- _Figure dataset records_
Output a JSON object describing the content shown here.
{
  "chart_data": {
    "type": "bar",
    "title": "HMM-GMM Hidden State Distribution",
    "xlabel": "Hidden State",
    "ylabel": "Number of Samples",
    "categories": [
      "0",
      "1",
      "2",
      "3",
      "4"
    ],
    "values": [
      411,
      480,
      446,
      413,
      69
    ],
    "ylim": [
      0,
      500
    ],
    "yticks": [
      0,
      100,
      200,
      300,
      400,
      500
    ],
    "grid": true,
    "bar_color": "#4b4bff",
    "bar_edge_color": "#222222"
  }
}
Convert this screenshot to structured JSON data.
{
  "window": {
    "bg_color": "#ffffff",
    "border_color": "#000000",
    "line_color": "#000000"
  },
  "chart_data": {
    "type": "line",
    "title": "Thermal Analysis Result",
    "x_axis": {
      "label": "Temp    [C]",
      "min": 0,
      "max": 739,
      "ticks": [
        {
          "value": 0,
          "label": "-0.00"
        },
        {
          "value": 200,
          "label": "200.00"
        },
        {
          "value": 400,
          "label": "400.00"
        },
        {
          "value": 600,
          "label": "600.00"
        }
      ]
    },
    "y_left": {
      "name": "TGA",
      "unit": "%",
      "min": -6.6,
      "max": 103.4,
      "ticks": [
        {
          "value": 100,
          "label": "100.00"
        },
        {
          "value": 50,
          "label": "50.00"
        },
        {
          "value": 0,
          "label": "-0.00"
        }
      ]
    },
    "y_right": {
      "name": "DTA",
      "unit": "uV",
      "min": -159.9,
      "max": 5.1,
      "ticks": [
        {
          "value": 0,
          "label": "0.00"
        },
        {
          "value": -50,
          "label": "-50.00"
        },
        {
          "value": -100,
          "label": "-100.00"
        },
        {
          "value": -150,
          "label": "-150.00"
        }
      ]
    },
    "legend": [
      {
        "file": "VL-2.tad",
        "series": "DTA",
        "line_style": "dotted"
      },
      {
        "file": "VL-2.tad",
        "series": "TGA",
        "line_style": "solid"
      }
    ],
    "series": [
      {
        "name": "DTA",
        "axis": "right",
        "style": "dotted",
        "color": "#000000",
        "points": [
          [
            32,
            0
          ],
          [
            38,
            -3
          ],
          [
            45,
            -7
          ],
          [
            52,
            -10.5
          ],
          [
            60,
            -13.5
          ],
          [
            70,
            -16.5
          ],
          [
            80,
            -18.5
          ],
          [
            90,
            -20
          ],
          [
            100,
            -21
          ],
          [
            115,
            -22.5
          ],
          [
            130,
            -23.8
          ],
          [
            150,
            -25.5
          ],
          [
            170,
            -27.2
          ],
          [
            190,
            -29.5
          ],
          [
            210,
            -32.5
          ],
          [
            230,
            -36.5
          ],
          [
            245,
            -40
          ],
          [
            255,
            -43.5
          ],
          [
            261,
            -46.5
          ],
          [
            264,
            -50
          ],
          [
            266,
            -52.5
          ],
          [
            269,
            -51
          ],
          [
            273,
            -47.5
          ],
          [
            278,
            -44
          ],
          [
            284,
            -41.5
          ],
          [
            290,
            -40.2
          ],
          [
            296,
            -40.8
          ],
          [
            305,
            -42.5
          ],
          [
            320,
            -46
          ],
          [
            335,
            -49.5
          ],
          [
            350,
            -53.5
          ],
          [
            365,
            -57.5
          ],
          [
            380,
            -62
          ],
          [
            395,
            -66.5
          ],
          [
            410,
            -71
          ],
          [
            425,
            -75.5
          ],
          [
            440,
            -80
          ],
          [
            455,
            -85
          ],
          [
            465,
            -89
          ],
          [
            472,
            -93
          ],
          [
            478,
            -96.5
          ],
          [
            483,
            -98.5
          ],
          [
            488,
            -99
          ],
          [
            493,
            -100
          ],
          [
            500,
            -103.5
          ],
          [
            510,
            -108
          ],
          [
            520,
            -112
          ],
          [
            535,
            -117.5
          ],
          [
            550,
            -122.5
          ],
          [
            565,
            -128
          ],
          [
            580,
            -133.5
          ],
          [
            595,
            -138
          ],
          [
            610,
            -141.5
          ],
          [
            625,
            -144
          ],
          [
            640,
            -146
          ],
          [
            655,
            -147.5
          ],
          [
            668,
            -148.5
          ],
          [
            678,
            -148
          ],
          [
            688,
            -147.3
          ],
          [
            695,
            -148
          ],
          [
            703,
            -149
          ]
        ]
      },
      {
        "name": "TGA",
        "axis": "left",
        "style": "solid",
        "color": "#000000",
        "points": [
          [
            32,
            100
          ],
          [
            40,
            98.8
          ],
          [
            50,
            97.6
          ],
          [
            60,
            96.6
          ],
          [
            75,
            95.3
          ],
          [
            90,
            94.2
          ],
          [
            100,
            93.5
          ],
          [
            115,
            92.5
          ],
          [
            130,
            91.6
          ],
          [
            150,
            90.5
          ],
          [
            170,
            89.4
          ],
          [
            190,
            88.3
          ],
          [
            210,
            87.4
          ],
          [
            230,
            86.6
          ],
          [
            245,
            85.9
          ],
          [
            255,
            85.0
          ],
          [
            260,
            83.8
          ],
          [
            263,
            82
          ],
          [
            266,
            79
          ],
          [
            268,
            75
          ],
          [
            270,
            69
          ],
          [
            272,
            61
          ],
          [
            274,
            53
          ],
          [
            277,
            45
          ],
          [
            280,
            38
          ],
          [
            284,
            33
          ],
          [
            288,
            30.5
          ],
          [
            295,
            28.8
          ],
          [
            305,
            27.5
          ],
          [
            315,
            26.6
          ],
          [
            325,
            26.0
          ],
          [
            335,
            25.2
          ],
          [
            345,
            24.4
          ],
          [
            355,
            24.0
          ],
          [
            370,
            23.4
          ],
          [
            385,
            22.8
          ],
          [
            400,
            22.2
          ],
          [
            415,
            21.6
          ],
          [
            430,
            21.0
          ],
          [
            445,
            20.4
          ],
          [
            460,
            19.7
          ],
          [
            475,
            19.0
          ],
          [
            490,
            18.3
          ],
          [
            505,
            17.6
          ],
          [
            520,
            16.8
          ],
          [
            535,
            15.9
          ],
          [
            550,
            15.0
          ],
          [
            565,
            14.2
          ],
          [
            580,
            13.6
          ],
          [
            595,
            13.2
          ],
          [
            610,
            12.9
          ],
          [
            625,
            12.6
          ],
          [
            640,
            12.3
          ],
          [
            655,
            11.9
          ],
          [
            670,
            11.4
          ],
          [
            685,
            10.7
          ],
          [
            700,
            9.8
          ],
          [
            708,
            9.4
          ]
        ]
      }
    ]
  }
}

- _WHAT YOU HAVE TO DO_
Output all of the data again. Match it exactly.

- _THE COMPLETED TASK_
Output a JSON object describing the content shown here.
{
  "chart_data": {
    "type": "bar",
    "title": "HMM-GMM Hidden State Distribution",
    "xlabel": "Hidden State",
    "ylabel": "Number of Samples",
    "categories": [
      "0",
      "1",
      "2",
      "3",
      "4"
    ],
    "values": [
      411,
      480,
      446,
      413,
      69
    ],
    "ylim": [
      0,
      500
    ],
    "yticks": [
      0,
      100,
      200,
      300,
      400,
      500
    ],
    "grid": true,
    "bar_color": "#4b4bff",
    "bar_edge_color": "#222222"
  }
}
Convert this screenshot to structured JSON data.
{
  "window": {
    "bg_color": "#ffffff",
    "border_color": "#000000",
    "line_color": "#000000"
  },
  "chart_data": {
    "type": "line",
    "title": "Thermal Analysis Result",
    "x_axis": {
      "label": "Temp    [C]",
      "min": 0,
      "max": 739,
      "ticks": [
        {
          "value": 0,
          "label": "-0.00"
        },
        {
          "value": 200,
          "label": "200.00"
        },
        {
          "value": 400,
          "label": "400.00"
        },
        {
          "value": 600,
          "label": "600.00"
        }
      ]
    },
    "y_left": {
      "name": "TGA",
      "unit": "%",
      "min": -6.6,
      "max": 103.4,
      "ticks": [
        {
          "value": 100,
          "label": "100.00"
        },
        {
          "value": 50,
          "label": "50.00"
        },
        {
          "value": 0,
          "label": "-0.00"
        }
      ]
    },
    "y_right": {
      "name": "DTA",
      "unit": "uV",
      "min": -159.9,
      "max": 5.1,
      "ticks": [
        {
          "value": 0,
          "label": "0.00"
        },
        {
          "value": -50,
          "label": "-50.00"
        },
        {
          "value": -100,
          "label": "-100.00"
        },
        {
          "value": -150,
          "label": "-150.00"
        }
      ]
    },
    "legend": [
      {
        "file": "VL-2.tad",
        "series": "DTA",
        "line_style": "dotted"
      },
      {
        "file": "VL-2.tad",
        "series": "TGA",
        "line_style": "solid"
      }
    ],
    "series": [
      {
        "name": "DTA",
        "axis": "right",
        "style": "dotted",
        "color": "#000000",
        "points": [
          [
            32,
            0
          ],
          [
            38,
            -3
          ],
          [
            45,
            -7
          ],
          [
            52,
            -10.5
          ],
          [
            60,
            -13.5
          ],
          [
            70,
            -16.5
          ],
          [
            80,
            -18.5
          ],
          [
            90,
            -20
          ],
          [
            100,
            -21
          ],
          [
            115,
            -22.5
          ],
          [
            130,
            -23.8
          ],
          [
            150,
            -25.5
          ],
          [
            170,
            -27.2
          ],
          [
            190,
            -29.5
          ],
          [
            210,
            -32.5
          ],
          [
            230,
            -36.5
          ],
          [
            245,
            -40
          ],
          [
            255,
            -43.5
          ],
          [
            261,
            -46.5
          ],
          [
            264,
            -50
          ],
          [
            266,
            -52.5
          ],
          [
            269,
            -51
          ],
          [
            273,
            -47.5
          ],
          [
            278,
            -44
          ],
          [
            284,
            -41.5
          ],
          [
            290,
            -40.2
          ],
          [
            296,
            -40.8
          ],
          [
            305,
            -42.5
          ],
          [
            320,
            -46
          ],
          [
            335,
            -49.5
          ],
          [
            350,
            -53.5
          ],
          [
            365,
            -57.5
          ],
          [
            380,
            -62
          ],
          [
            395,
            -66.5
          ],
          [
            410,
            -71
          ],
          [
            425,
            -75.5
          ],
          [
            440,
            -80
          ],
          [
            455,
            -85
          ],
          [
            465,
            -89
          ],
          [
            472,
            -93
          ],
          [
            478,
            -96.5
          ],
          [
            483,
            -98.5
          ],
          [
            488,
            -99
          ],
          [
            493,
            -100
          ],
          [
            500,
            -103.5
          ],
          [
            510,
            -108
          ],
          [
            520,
            -112
          ],
          [
            535,
            -117.5
          ],
          [
            550,
            -122.5
          ],
          [
            565,
            -128
          ],
          [
            580,
            -133.5
          ],
          [
            595,
            -138
          ],
          [
            610,
            -141.5
          ],
          [
            625,
            -144
          ],
          [
            640,
            -146
          ],
          [
            655,
            -147.5
          ],
          [
            668,
            -148.5
          ],
          [
            678,
            -148
          ],
          [
            688,
            -147.3
          ],
          [
            695,
            -148
          ],
          [
            703,
            -149
          ]
        ]
      },
      {
        "name": "TGA",
        "axis": "left",
        "style": "solid",
        "color": "#000000",
        "points": [
          [
            32,
            100
          ],
          [
            40,
            98.8
          ],
          [
            50,
            97.6
          ],
          [
            60,
            96.6
          ],
          [
            75,
            95.3
          ],
          [
            90,
            94.2
          ],
          [
            100,
            93.5
          ],
          [
            115,
            92.5
          ],
          [
            130,
            91.6
          ],
          [
            150,
            90.5
          ],
          [
            170,
            89.4
          ],
          [
            190,
            88.3
          ],
          [
            210,
            87.4
          ],
          [
            230,
            86.6
          ],
          [
            245,
            85.9
          ],
          [
            255,
            85.0
          ],
          [
            260,
            83.8
          ],
          [
            263,
            82
          ],
          [
            266,
            79
          ],
          [
            268,
            75
          ],
          [
            270,
            69
          ],
          [
            272,
            61
          ],
          [
            274,
            53
          ],
          [
            277,
            45
          ],
          [
            280,
            38
          ],
          [
            284,
            33
          ],
          [
            288,
            30.5
          ],
          [
            295,
            28.8
          ],
          [
            305,
            27.5
          ],
          [
            315,
            26.6
          ],
          [
            325,
            26.0
          ],
          [
            335,
            25.2
          ],
          [
            345,
            24.4
          ],
          [
            355,
            24.0
          ],
          [
            370,
            23.4
          ],
          [
            385,
            22.8
          ],
          [
            400,
            22.2
          ],
          [
            415,
            21.6
          ],
          [
            430,
            21.0
          ],
          [
            445,
            20.4
          ],
          [
            460,
            19.7
          ],
          [
            475,
            19.0
          ],
          [
            490,
            18.3
          ],
          [
            505,
            17.6
          ],
          [
            520,
            16.8
          ],
          [
            535,
            15.9
          ],
          [
            550,
            15.0
          ],
          [
            565,
            14.2
          ],
          [
            580,
            13.6
          ],
          [
            595,
            13.2
          ],
          [
            610,
            12.9
          ],
          [
            625,
            12.6
          ],
          [
            640,
            12.3
          ],
          [
            655,
            11.9
          ],
          [
            670,
            11.4
          ],
          [
            685,
            10.7
          ],
          [
            700,
            9.8
          ],
          [
            708,
            9.4
          ]
        ]
      }
    ]
  }
}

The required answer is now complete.